> _What you need to do_: Write out the records that appear below, verbatim and complete, but without pictures.

* BEGIN Data shown *

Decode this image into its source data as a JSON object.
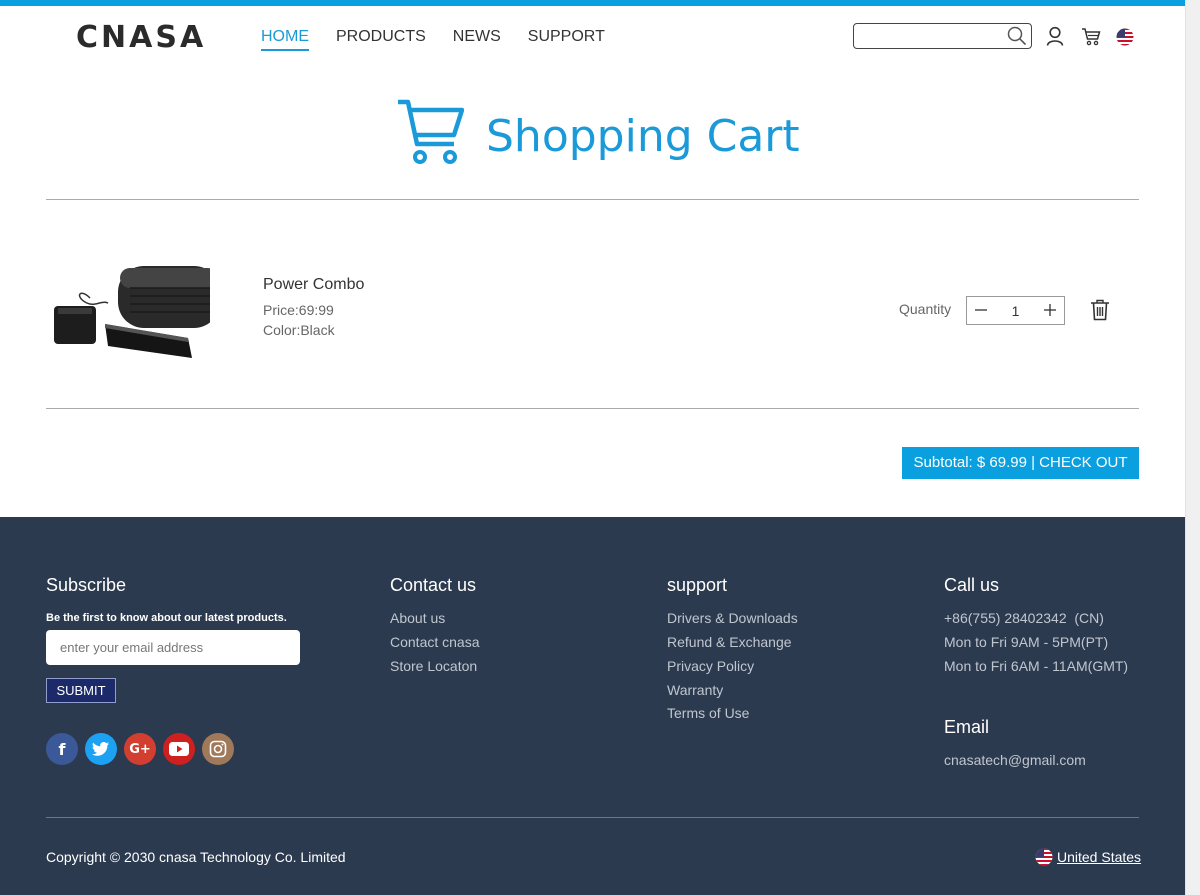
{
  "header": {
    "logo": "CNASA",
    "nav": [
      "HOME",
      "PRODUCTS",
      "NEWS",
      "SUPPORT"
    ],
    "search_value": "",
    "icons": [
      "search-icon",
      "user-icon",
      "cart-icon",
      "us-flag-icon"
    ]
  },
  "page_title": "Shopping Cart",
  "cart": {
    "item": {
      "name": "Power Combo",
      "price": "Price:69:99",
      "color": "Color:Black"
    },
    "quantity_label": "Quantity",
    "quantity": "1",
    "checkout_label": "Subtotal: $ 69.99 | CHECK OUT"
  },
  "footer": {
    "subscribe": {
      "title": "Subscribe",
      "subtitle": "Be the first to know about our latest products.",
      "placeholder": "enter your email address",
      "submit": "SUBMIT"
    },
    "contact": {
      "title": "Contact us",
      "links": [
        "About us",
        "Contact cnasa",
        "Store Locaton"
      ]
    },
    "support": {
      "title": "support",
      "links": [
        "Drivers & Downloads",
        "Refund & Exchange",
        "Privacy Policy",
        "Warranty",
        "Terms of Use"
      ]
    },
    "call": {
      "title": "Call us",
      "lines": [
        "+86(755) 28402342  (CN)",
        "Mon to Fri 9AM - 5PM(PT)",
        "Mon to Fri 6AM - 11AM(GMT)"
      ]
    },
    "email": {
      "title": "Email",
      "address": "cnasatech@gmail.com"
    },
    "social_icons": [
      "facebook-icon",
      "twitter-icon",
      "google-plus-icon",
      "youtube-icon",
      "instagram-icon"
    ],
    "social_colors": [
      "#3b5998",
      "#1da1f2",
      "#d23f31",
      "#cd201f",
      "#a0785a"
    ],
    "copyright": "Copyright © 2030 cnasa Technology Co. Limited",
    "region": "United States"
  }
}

* END Data shown *

> _Solution to the problem_:
Decode this image into its source data as a JSON object.
{
  "header": {
    "logo": "CNASA",
    "nav": [
      "HOME",
      "PRODUCTS",
      "NEWS",
      "SUPPORT"
    ],
    "search_value": "",
    "icons": [
      "search-icon",
      "user-icon",
      "cart-icon",
      "us-flag-icon"
    ]
  },
  "page_title": "Shopping Cart",
  "cart": {
    "item": {
      "name": "Power Combo",
      "price": "Price:69:99",
      "color": "Color:Black"
    },
    "quantity_label": "Quantity",
    "quantity": "1",
    "checkout_label": "Subtotal: $ 69.99 | CHECK OUT"
  },
  "footer": {
    "subscribe": {
      "title": "Subscribe",
      "subtitle": "Be the first to know about our latest products.",
      "placeholder": "enter your email address",
      "submit": "SUBMIT"
    },
    "contact": {
      "title": "Contact us",
      "links": [
        "About us",
        "Contact cnasa",
        "Store Locaton"
      ]
    },
    "support": {
      "title": "support",
      "links": [
        "Drivers & Downloads",
        "Refund & Exchange",
        "Privacy Policy",
        "Warranty",
        "Terms of Use"
      ]
    },
    "call": {
      "title": "Call us",
      "lines": [
        "+86(755) 28402342  (CN)",
        "Mon to Fri 9AM - 5PM(PT)",
        "Mon to Fri 6AM - 11AM(GMT)"
      ]
    },
    "email": {
      "title": "Email",
      "address": "cnasatech@gmail.com"
    },
    "social_icons": [
      "facebook-icon",
      "twitter-icon",
      "google-plus-icon",
      "youtube-icon",
      "instagram-icon"
    ],
    "social_colors": [
      "#3b5998",
      "#1da1f2",
      "#d23f31",
      "#cd201f",
      "#a0785a"
    ],
    "copyright": "Copyright © 2030 cnasa Technology Co. Limited",
    "region": "United States"
  }
}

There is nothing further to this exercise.